Problem statement:
Locate each line in the records containing "Sphere". Copy it.

Information shown:

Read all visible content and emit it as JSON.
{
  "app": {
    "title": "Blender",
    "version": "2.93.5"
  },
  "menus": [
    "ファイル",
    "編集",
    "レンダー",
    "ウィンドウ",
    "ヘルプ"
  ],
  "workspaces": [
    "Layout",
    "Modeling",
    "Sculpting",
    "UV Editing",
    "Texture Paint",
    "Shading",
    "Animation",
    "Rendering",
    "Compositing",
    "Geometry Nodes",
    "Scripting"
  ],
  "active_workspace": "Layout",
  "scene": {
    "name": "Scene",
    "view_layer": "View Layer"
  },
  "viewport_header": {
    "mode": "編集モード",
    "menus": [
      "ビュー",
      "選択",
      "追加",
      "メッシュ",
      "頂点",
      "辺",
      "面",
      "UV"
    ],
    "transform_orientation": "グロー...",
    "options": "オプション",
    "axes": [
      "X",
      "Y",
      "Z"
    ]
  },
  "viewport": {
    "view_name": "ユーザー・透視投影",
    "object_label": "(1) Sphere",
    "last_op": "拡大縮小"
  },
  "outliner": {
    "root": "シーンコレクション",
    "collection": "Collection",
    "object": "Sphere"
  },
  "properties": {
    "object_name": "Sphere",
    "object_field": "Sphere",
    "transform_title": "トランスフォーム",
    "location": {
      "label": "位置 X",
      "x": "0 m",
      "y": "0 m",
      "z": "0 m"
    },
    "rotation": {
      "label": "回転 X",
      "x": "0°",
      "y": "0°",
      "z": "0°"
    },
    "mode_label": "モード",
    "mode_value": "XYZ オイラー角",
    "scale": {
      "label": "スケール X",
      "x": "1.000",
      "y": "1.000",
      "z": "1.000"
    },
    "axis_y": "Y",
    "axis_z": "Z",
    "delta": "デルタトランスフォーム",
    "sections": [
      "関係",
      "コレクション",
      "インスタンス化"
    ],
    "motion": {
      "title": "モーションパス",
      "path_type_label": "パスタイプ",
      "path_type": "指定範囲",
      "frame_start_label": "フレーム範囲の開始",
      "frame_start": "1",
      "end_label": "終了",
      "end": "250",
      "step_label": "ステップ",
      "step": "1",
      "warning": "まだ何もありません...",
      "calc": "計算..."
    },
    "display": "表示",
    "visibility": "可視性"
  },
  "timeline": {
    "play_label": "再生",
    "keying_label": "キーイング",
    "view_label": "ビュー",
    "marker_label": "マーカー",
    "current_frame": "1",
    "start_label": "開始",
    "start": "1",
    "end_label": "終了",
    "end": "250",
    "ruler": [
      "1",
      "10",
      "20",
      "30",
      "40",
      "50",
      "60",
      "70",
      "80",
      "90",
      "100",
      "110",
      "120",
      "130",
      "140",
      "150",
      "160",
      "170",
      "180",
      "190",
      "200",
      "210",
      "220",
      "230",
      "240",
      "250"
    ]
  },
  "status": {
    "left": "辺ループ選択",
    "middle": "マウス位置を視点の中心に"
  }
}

Result of this task:
    "object_label": "(1) Sphere",
    "object": "Sphere"
    "object_name": "Sphere",
    "object_field": "Sphere",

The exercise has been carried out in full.